Exercise description: Rewrite every line of the items below, swapping each "SANDWICH" for "DELI" and leaving everything else unchanged. Leave out the pictures.

Exercise data:
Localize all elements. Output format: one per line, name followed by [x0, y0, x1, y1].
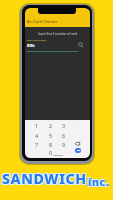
staticText: 4: [35, 132, 39, 138]
button[interactable]: ,: [33, 149, 41, 155]
staticText: inc.: [88, 174, 110, 188]
button[interactable]: 6: [60, 132, 68, 138]
staticText: SANDWICH: [1, 168, 86, 187]
staticText: SANDWICH: [1, 170, 86, 189]
staticText: inc.: [88, 174, 110, 188]
staticText: SANDWICH: [1, 170, 86, 189]
staticText: SANDWICH: [3, 168, 88, 187]
staticText: inc.: [89, 175, 111, 189]
staticText: 8: [49, 141, 53, 147]
staticText: inc.: [88, 175, 110, 189]
staticText: .: [64, 150, 65, 154]
staticText: SANDWICH: [1, 168, 86, 187]
staticText: 5: [49, 132, 53, 138]
button[interactable]: 0: [47, 149, 55, 155]
button[interactable]: [75, 148, 81, 153]
staticText: SANDWICH: [3, 168, 88, 187]
staticText: inc.: [86, 175, 108, 189]
staticText: SANDWICH: [2, 168, 87, 187]
staticText: SANDWICH: [2, 169, 87, 188]
staticText: inc.: [88, 174, 110, 188]
button[interactable]: 2: [47, 122, 55, 128]
staticText: Bin Card Checker: [27, 19, 58, 24]
button[interactable]: 3: [60, 122, 68, 128]
staticText: SANDWICH: [3, 169, 88, 188]
staticText: ,: [37, 150, 38, 154]
staticText: inc.: [87, 176, 109, 190]
staticText: SANDWICH: [1, 169, 86, 188]
staticText: inc.: [88, 176, 110, 190]
staticText: 2: [49, 122, 53, 128]
staticText: inc.: [87, 174, 109, 188]
button[interactable]: 8: [47, 141, 55, 147]
staticText: inc.: [88, 176, 110, 190]
staticText: inc.: [87, 176, 109, 190]
button[interactable]: -: [73, 122, 81, 128]
button[interactable]: 4: [33, 132, 41, 138]
staticText: SANDWICH: [2, 170, 87, 189]
button[interactable]: [78, 42, 84, 48]
staticText: 1: [35, 122, 39, 128]
staticText: -: [76, 123, 78, 127]
staticText: 7: [35, 141, 39, 147]
staticText: Input first 6 number of card: [38, 32, 78, 36]
staticText: 3: [62, 122, 66, 128]
staticText: 9: [62, 141, 66, 147]
staticText: SANDWICH: [3, 170, 88, 189]
button[interactable]: 9: [60, 141, 68, 147]
button[interactable]: 7: [33, 141, 41, 147]
staticText: SANDWICH: [1, 169, 86, 188]
staticText: 0: [49, 149, 53, 155]
staticText: inc.: [88, 175, 110, 189]
staticText: inc.: [88, 176, 110, 190]
button[interactable]: 5: [47, 132, 55, 138]
staticText: SANDWICH: [3, 169, 88, 188]
staticText: BIN:: [27, 43, 35, 48]
button[interactable]: 1: [33, 122, 41, 128]
staticText: SANDWICH: [2, 168, 87, 187]
button[interactable]: BIN:: [25, 41, 90, 53]
staticText: inc.: [88, 174, 110, 188]
staticText: SANDWICH: [3, 170, 88, 189]
button[interactable]: [75, 142, 80, 145]
staticText: Input card number: [27, 39, 47, 42]
staticText: inc.: [88, 176, 110, 190]
staticText: inc.: [87, 174, 109, 188]
staticText: 6: [62, 132, 66, 138]
staticText: inc.: [87, 175, 109, 189]
staticText: SANDWICH: [2, 170, 87, 189]
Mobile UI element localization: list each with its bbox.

Final answer:
Localize all elements. Output format: one per line, name followed by [x0, y0, x1, y1].
staticText: 4: [35, 132, 39, 138]
button[interactable]: ,: [33, 149, 41, 155]
staticText: inc.: [88, 174, 110, 188]
button[interactable]: 6: [60, 132, 68, 138]
staticText: DELI: [1, 168, 86, 187]
staticText: DELI: [1, 170, 86, 189]
staticText: inc.: [88, 174, 110, 188]
staticText: DELI: [1, 170, 86, 189]
staticText: DELI: [3, 168, 88, 187]
staticText: inc.: [89, 175, 111, 189]
staticText: 8: [49, 141, 53, 147]
staticText: inc.: [88, 175, 110, 189]
staticText: .: [64, 150, 65, 154]
staticText: DELI: [1, 168, 86, 187]
staticText: 5: [49, 132, 53, 138]
button[interactable]: 0: [47, 149, 55, 155]
button[interactable]: [75, 148, 81, 153]
staticText: DELI: [3, 168, 88, 187]
staticText: inc.: [86, 175, 108, 189]
staticText: DELI: [2, 168, 87, 187]
staticText: DELI: [2, 169, 87, 188]
staticText: inc.: [88, 174, 110, 188]
button[interactable]: 2: [47, 122, 55, 128]
staticText: Bin Card Checker: [27, 19, 58, 24]
button[interactable]: 3: [60, 122, 68, 128]
staticText: DELI: [3, 169, 88, 188]
staticText: ,: [37, 150, 38, 154]
staticText: inc.: [87, 176, 109, 190]
staticText: DELI: [1, 169, 86, 188]
staticText: inc.: [88, 176, 110, 190]
staticText: 2: [49, 122, 53, 128]
staticText: inc.: [87, 174, 109, 188]
button[interactable]: 8: [47, 141, 55, 147]
staticText: inc.: [88, 176, 110, 190]
staticText: inc.: [87, 176, 109, 190]
button[interactable]: -: [73, 122, 81, 128]
button[interactable]: 4: [33, 132, 41, 138]
staticText: DELI: [2, 170, 87, 189]
button[interactable]: [78, 42, 84, 48]
staticText: 1: [35, 122, 39, 128]
staticText: -: [76, 123, 78, 127]
staticText: 7: [35, 141, 39, 147]
staticText: Input first 6 number of card: [38, 32, 78, 36]
staticText: 3: [62, 122, 66, 128]
staticText: 9: [62, 141, 66, 147]
staticText: DELI: [3, 170, 88, 189]
button[interactable]: 9: [60, 141, 68, 147]
button[interactable]: 7: [33, 141, 41, 147]
staticText: DELI: [1, 169, 86, 188]
staticText: 0: [49, 149, 53, 155]
staticText: inc.: [88, 175, 110, 189]
staticText: inc.: [88, 176, 110, 190]
button[interactable]: 5: [47, 132, 55, 138]
staticText: DELI: [3, 169, 88, 188]
staticText: BIN:: [27, 43, 35, 48]
button[interactable]: 1: [33, 122, 41, 128]
staticText: DELI: [2, 168, 87, 187]
button[interactable]: BIN:: [25, 41, 90, 53]
staticText: inc.: [88, 174, 110, 188]
staticText: DELI: [3, 170, 88, 189]
button[interactable]: [75, 142, 80, 145]
staticText: Input card number: [27, 39, 47, 42]
staticText: inc.: [88, 176, 110, 190]
staticText: inc.: [87, 174, 109, 188]
staticText: 6: [62, 132, 66, 138]
staticText: inc.: [87, 175, 109, 189]
staticText: DELI: [2, 170, 87, 189]
Mobile UI element localization: list each with its bbox.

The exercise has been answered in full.